*WHAT TO DO:*
In the material below, find every line with "film" and pull it out.

□ □ □ □ □ □ □

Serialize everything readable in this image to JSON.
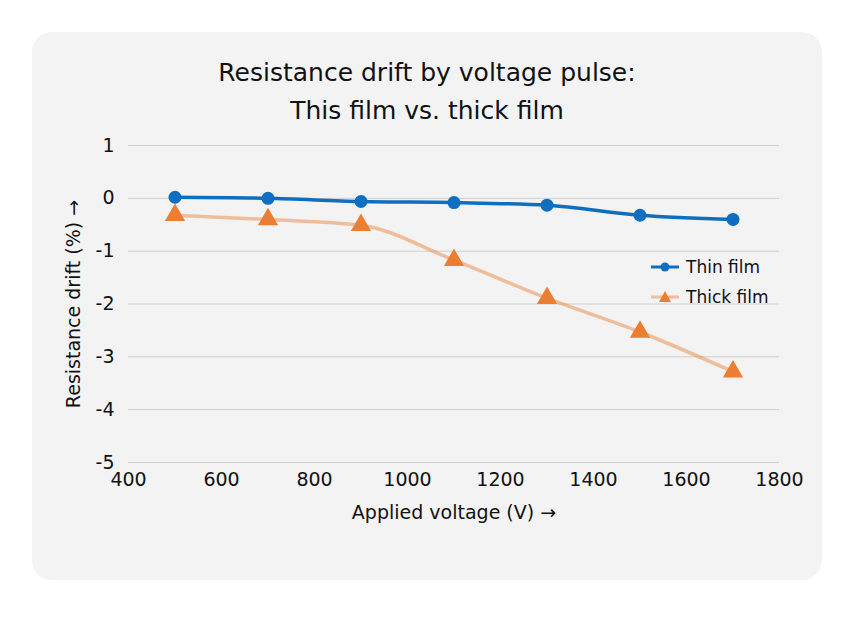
{
  "chart_data": {
    "type": "line",
    "title": "Resistance drift by voltage pulse:\nThis film vs. thick film",
    "x_label": "Applied voltage (V)",
    "y_label": "Resistance drift (%)",
    "x": [
      500,
      700,
      900,
      1100,
      1300,
      1500,
      1700
    ],
    "series": [
      {
        "name": "Thin film",
        "color": "#0e6fc0",
        "marker": "circle",
        "values": [
          0.02,
          0,
          -0.06,
          -0.08,
          -0.13,
          -0.32,
          -0.4
        ]
      },
      {
        "name": "Thick film",
        "color": "#ed7d31",
        "marker": "triangle",
        "values": [
          -0.32,
          -0.4,
          -0.51,
          -1.17,
          -1.89,
          -2.53,
          -3.28
        ]
      }
    ],
    "xlim": [
      400,
      1800
    ],
    "xticks": [
      400,
      600,
      800,
      1000,
      1200,
      1400,
      1600,
      1800
    ],
    "ylim": [
      -5,
      1
    ],
    "yticks": [
      -5,
      -4,
      -3,
      -2,
      -1,
      0,
      1
    ],
    "grid": true,
    "legend": "right"
  }
}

□ □ □ □ □ □ □

*THE OUTPUT:*
    "title": "Resistance drift by voltage pulse:\nThis film vs. thick film",
        "name": "Thin film",
        "name": "Thick film",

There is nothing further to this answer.